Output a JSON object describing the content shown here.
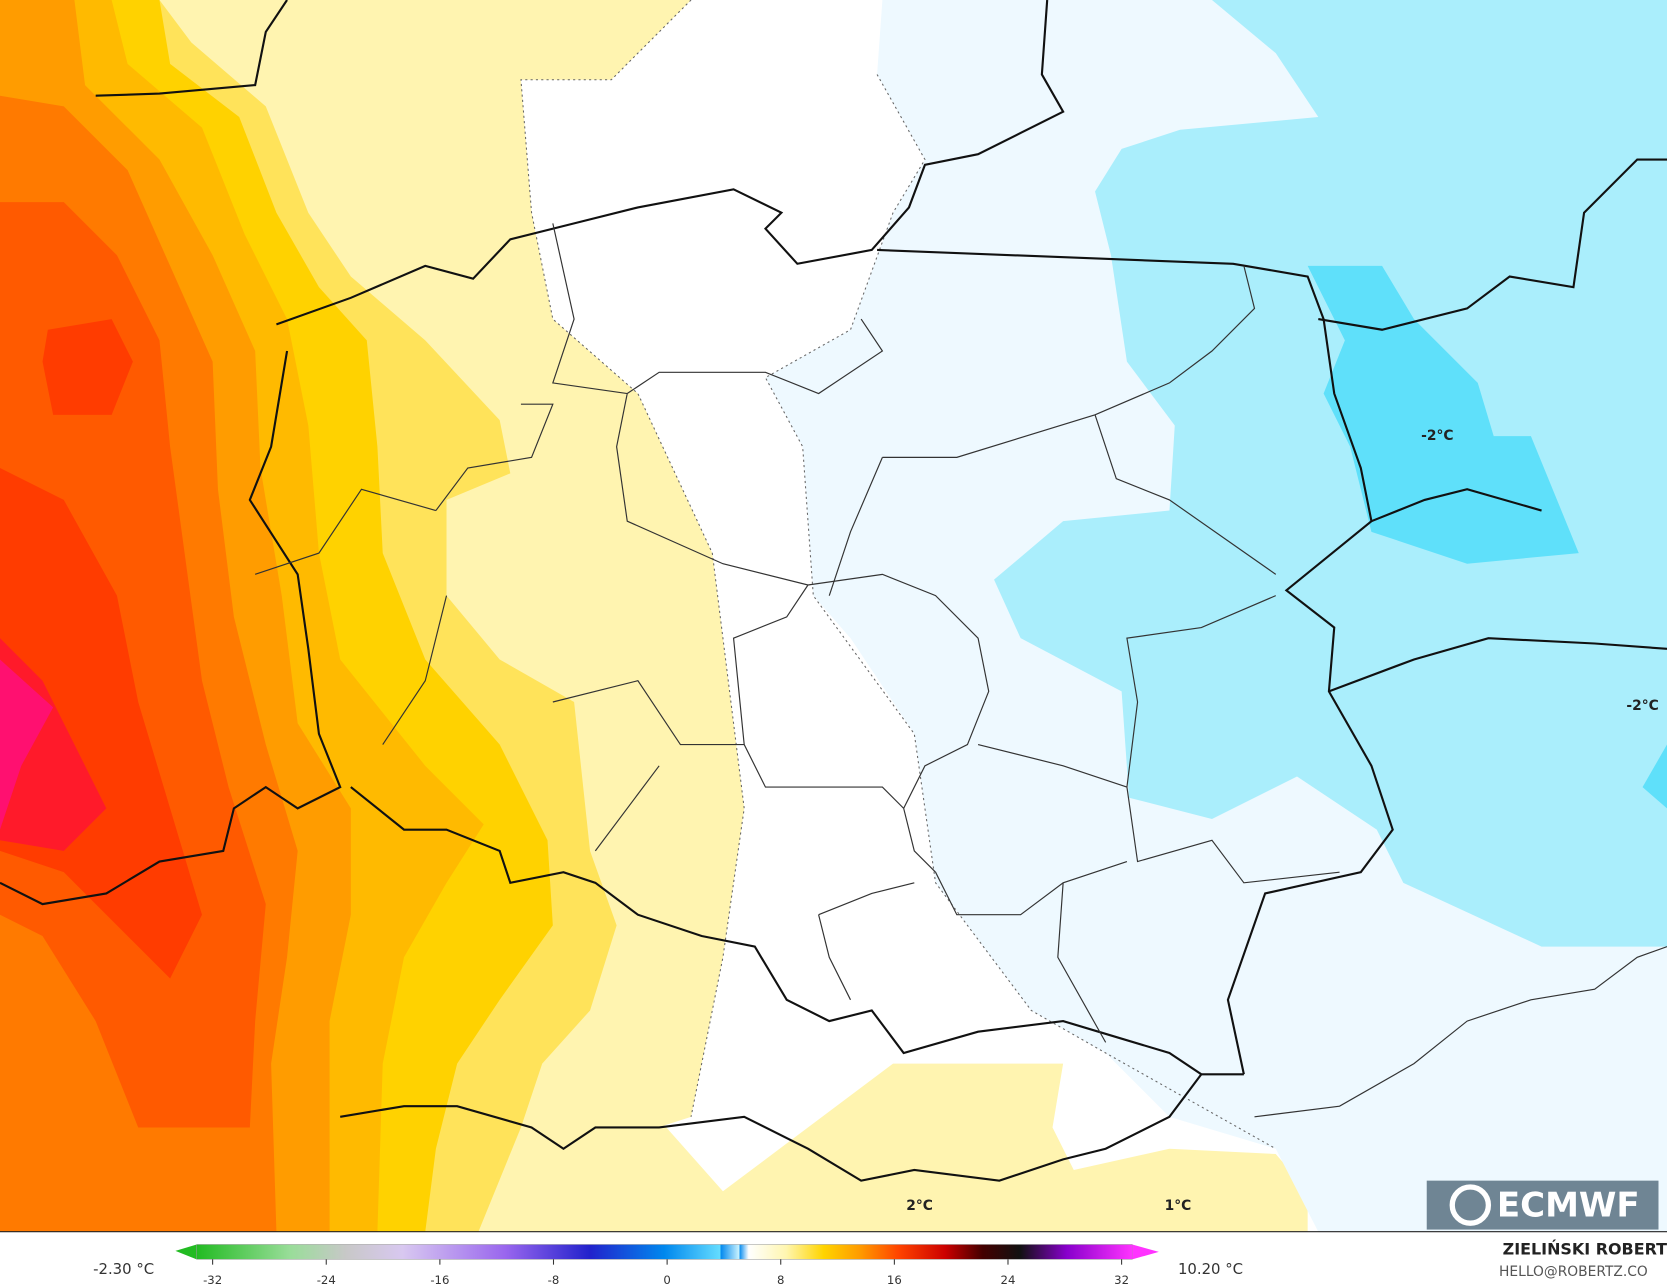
{
  "map_labels": [
    {
      "text": "-2°C"
    },
    {
      "text": "-2°C"
    },
    {
      "text": "2°C"
    },
    {
      "text": "1°C"
    }
  ],
  "logo": "ECMWF",
  "colorbar": {
    "min_label": "-2.30 °C",
    "max_label": "10.20 °C",
    "ticks": [
      -32,
      -24,
      -16,
      -8,
      0,
      8,
      16,
      24,
      32
    ]
  },
  "credit": {
    "name": "ZIELIŃSKI ROBERT",
    "email": "HELLO@ROBERTZ.CO"
  }
}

_WORK REQUIRED_
Leave out all pictures, then copy the remaining material exactly.

_WRITTEN RESPONSE_
Output a JSON object describing the content shown here.
{
  "map_labels": [
    {
      "text": "-2°C"
    },
    {
      "text": "-2°C"
    },
    {
      "text": "2°C"
    },
    {
      "text": "1°C"
    }
  ],
  "logo": "ECMWF",
  "colorbar": {
    "min_label": "-2.30 °C",
    "max_label": "10.20 °C",
    "ticks": [
      -32,
      -24,
      -16,
      -8,
      0,
      8,
      16,
      24,
      32
    ]
  },
  "credit": {
    "name": "ZIELIŃSKI ROBERT",
    "email": "HELLO@ROBERTZ.CO"
  }
}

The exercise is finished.